Records for processing:

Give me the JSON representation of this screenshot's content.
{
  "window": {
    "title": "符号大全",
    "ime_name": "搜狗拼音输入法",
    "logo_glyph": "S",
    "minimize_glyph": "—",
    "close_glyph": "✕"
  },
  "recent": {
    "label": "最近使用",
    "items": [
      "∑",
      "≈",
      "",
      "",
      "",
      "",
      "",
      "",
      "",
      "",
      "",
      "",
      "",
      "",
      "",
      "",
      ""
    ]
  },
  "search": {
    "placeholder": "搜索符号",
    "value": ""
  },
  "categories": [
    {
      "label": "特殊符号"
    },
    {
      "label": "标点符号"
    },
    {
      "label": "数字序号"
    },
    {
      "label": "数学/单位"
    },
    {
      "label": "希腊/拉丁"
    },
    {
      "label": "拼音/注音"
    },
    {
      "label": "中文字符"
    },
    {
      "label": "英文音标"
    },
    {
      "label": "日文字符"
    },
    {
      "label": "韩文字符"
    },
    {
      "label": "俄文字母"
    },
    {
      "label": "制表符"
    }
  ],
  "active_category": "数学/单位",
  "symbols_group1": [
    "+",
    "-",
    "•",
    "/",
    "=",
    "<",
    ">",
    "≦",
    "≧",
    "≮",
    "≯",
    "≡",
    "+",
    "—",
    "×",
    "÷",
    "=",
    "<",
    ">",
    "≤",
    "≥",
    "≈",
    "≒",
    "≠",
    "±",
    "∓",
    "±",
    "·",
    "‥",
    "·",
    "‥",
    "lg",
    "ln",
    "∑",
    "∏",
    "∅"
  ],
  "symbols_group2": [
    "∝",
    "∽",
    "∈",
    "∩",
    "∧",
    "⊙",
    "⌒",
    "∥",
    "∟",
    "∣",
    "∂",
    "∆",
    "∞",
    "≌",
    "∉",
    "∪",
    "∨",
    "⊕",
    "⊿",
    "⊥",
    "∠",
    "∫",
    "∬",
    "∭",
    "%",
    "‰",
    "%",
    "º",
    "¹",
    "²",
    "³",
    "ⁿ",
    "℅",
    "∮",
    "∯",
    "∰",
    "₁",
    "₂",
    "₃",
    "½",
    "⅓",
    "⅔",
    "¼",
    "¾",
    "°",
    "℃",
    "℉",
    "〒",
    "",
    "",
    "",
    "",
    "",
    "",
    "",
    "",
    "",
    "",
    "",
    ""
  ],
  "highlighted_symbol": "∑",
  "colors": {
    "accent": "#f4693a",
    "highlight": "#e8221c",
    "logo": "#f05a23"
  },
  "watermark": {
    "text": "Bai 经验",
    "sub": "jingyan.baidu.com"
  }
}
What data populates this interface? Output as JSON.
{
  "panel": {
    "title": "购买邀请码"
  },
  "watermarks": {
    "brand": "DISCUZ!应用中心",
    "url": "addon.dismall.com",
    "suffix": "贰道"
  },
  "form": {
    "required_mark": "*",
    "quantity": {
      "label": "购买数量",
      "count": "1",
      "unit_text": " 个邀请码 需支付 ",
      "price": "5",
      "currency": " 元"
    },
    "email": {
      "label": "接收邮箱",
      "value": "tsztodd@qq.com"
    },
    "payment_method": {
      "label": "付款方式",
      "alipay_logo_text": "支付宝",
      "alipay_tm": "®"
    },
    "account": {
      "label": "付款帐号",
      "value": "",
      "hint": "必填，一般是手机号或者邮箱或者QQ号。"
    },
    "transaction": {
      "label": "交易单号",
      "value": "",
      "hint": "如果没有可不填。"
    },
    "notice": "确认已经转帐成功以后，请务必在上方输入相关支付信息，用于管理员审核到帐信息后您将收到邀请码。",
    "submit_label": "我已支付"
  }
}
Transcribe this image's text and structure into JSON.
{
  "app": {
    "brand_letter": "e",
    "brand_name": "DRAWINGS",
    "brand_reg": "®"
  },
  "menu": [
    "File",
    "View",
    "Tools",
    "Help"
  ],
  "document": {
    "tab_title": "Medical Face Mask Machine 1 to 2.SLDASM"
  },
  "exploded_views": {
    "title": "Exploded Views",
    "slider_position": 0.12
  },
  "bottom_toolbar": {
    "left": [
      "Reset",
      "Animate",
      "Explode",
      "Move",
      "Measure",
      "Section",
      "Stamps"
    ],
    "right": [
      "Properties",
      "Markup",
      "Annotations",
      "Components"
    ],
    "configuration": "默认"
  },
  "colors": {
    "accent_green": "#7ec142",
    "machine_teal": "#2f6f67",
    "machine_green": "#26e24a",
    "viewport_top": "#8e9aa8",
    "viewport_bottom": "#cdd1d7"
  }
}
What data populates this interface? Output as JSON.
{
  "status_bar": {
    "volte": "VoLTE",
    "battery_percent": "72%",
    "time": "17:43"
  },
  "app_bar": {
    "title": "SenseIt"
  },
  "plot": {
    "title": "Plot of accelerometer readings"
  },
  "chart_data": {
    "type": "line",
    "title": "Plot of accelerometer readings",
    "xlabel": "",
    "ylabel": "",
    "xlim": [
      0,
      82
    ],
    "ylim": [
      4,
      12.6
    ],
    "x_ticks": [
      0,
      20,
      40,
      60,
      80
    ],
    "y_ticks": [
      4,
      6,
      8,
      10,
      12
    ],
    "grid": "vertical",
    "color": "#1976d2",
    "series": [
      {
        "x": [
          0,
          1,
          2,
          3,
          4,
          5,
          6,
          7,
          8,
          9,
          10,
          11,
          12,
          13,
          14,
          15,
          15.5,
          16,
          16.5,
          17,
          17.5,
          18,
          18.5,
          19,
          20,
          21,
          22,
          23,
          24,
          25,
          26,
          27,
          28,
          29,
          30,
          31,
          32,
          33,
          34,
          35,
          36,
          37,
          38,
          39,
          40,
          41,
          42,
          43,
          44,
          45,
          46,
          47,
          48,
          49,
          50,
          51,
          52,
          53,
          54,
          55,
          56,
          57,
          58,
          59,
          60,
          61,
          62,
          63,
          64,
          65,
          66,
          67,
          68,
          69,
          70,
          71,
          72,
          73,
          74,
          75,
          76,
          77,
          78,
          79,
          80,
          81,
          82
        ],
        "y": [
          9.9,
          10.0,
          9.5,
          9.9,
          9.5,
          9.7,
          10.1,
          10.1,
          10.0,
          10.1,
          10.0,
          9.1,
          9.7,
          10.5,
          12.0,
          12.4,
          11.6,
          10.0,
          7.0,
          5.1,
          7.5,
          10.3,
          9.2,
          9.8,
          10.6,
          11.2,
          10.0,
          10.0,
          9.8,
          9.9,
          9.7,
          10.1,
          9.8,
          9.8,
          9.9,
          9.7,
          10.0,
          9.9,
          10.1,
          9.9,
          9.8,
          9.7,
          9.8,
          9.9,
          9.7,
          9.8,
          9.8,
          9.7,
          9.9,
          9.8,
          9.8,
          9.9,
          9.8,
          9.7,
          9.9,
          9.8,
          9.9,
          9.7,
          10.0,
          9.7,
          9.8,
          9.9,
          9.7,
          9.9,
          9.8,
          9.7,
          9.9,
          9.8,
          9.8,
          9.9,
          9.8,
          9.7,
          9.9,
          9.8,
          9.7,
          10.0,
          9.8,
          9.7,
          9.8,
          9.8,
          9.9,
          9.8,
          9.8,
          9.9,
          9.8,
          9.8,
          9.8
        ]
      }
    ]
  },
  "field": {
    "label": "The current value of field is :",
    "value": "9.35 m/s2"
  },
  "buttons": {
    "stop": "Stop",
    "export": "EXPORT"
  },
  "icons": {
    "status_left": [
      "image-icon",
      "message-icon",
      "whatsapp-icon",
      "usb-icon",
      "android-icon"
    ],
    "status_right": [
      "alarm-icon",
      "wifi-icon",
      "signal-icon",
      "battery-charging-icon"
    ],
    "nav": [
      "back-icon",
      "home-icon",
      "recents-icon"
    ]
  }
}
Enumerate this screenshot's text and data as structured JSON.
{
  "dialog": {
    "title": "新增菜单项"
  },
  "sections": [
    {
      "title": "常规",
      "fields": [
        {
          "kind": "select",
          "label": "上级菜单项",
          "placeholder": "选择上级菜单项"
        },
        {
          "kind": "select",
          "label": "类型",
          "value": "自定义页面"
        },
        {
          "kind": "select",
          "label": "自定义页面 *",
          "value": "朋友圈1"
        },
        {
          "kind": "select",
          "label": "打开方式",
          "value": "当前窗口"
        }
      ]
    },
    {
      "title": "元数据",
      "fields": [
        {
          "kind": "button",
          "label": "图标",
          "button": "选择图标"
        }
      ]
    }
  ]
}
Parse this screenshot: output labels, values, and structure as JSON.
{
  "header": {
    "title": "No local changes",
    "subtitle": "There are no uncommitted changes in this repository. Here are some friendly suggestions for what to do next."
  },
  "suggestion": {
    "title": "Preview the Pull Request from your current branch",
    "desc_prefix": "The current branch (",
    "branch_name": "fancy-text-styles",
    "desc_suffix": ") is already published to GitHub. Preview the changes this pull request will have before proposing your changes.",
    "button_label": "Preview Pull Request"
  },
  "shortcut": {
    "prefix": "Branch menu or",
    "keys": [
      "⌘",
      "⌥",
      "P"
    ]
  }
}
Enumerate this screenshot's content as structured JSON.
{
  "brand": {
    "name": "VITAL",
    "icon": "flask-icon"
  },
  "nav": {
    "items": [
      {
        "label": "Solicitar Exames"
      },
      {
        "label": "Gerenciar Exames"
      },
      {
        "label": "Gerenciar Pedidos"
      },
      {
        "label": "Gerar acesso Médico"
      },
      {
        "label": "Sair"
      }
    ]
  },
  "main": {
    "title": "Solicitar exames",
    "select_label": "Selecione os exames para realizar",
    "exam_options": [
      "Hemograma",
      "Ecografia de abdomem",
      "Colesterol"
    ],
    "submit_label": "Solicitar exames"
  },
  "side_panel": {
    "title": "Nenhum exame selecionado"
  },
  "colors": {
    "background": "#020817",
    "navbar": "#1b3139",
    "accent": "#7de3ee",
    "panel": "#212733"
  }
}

What to produce: Your answer should be only the number of lines that hold the word "placeholder".

Problem solution: 2